▶ Material to process:
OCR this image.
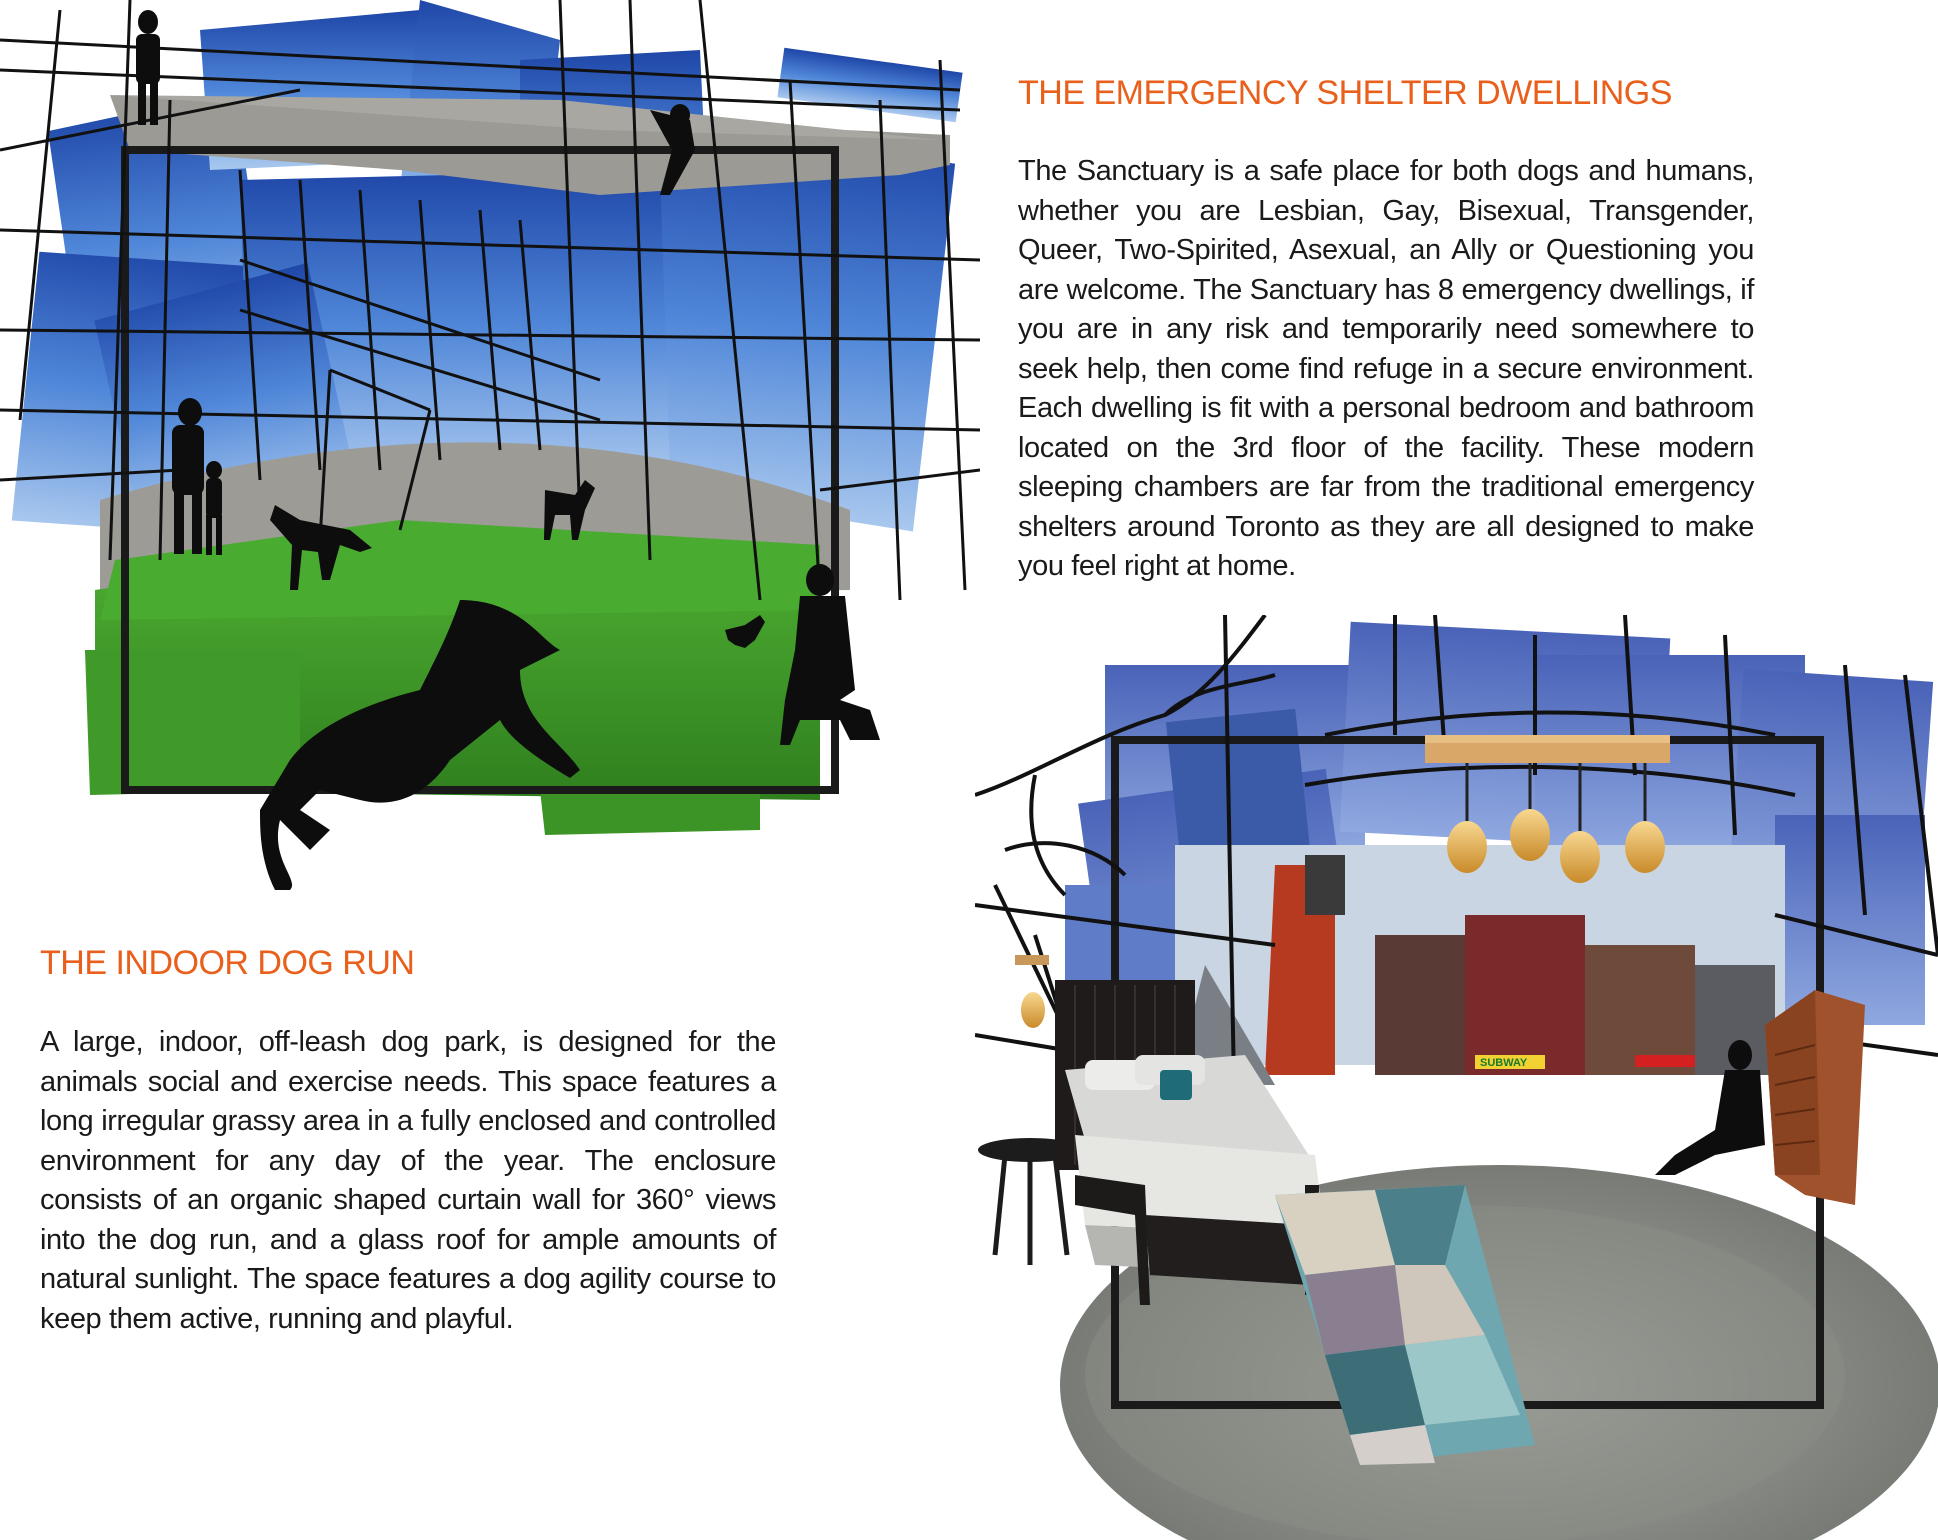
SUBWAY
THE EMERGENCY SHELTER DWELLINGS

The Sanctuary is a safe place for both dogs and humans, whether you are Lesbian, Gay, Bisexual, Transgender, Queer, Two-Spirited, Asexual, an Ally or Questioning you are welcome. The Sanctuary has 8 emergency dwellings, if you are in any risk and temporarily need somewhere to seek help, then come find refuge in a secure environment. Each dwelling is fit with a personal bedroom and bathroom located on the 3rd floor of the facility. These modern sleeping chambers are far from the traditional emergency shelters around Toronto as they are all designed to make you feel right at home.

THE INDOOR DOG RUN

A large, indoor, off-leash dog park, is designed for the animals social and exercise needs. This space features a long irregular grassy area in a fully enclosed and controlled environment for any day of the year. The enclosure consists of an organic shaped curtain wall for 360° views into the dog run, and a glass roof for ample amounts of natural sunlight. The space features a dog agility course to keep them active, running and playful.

▶ Brief: Find "designed". Copy every line it occurs in.

▶ Expected answer:
The Sanctuary is a safe place for both dogs and humans, whether you are Lesbian, Gay, Bisexual, Transgender, Queer, Two-Spirited, Asexual, an Ally or Questioning you are welcome. The Sanctuary has 8 emergency dwellings, if you are in any risk and temporarily need somewhere to seek help, then come find refuge in a secure environment. Each dwelling is fit with a personal bedroom and bathroom located on the 3rd floor of the facility. These modern sleeping chambers are far from the traditional emergency shelters around Toronto as they are all designed to make you feel right at home.
A large, indoor, off-leash dog park, is designed for the animals social and exercise needs. This space features a long irregular grassy area in a fully enclosed and controlled environment for any day of the year. The enclosure consists of an organic shaped curtain wall for 360° views into the dog run, and a glass roof for ample amounts of natural sunlight. The space features a dog agility course to keep them active, running and playful.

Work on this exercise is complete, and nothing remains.